**EXERCISE 1**
In the rifle sight article, why did the front sight need to be raised rather than the rear sight adjusted? Explain in one to three sentences.
**EXERCISE 2**
Please retype the rifle sight article from "Navy Arms 1892" up to and including "bullet to go.".

--- start TEXT PROVIDED ---

Warning:  Disassembling and tinkering with your firearm may void the warranty.  I claim no responsibility for use or misuse of this article.  Again, this article is for entertainment purposes only!

Tools and firearms are the trademark/service mark or registered trademark of their respective manufacturers.

Navy Arms 1892
My long-time shooting buddy, Jon (a.k.a. “Lone Star”) has a beautiful stainless steel Navy Arms replica of a Winchester 1892 in .45 Long Colt caliber with a twenty-inch octagon barrel.  He recently installed a tang peep sight which he uses as a ghost ring by removing the aperture.  Unfortunately, he couldn’t get the new sight low enough, which meant the rifle was shooting high.  It was alright for “minute of cowboy”, but he wanted to be able to adjust the sights to hit to point of aim.  Since the peep sight couldn’t go any lower, that meant we would have to raise the front sight.  The rule is; move the rear sight in the same direction you want the bullet to go, move the front sight in the opposite direction you want the bullet to go.

I have a number of spare sights in my parts bin, but none of them would fit.  Apparently Navy Arms used a non-standard dovetail that was wider than 3/8.  Jon also mentioned that he didn’t necessarily need a beaded front sight.  So I decided to fabricate a square post front sight for him using my MAXNC 10 CL CNC hobby mill.

--- end TEXT PROVIDED ---
--- start EXTRACTED RECORDS ---

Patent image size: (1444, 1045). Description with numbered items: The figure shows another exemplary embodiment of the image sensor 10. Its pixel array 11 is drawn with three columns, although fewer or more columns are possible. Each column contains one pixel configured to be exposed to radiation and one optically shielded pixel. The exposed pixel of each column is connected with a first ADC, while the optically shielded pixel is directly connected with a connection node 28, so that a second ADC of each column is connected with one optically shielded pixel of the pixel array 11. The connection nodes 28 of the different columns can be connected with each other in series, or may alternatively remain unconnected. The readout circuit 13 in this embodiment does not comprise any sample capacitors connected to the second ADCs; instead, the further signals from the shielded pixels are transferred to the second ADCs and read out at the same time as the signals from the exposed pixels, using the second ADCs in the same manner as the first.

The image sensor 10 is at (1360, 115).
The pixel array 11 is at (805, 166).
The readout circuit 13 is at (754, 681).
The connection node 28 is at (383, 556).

--- end EXTRACTED RECORDS ---

**FINAL RESULT 1**
The rifle was shooting high, and the new tang peep sight couldn't be set any lower. The front sight had to be raised instead, because the front sight is moved opposite to the direction the bullet should go, so raising it brings the point of impact down.

**FINAL RESULT 2**
Navy Arms 1892
My long-time shooting buddy, Jon (a.k.a. “Lone Star”) has a beautiful stainless steel Navy Arms replica of a Winchester 1892 in .45 Long Colt caliber with a twenty-inch octagon barrel.  He recently installed a tang peep sight which he uses as a ghost ring by removing the aperture.  Unfortunately, he couldn’t get the new sight low enough, which meant the rifle was shooting high.  It was alright for “minute of cowboy”, but he wanted to be able to adjust the sights to hit to point of aim.  Since the peep sight couldn’t go any lower, that meant we would have to raise the front sight.  The rule is; move the rear sight in the same direction you want the bullet to go, move the front sight in the opposite direction you want the bullet to go.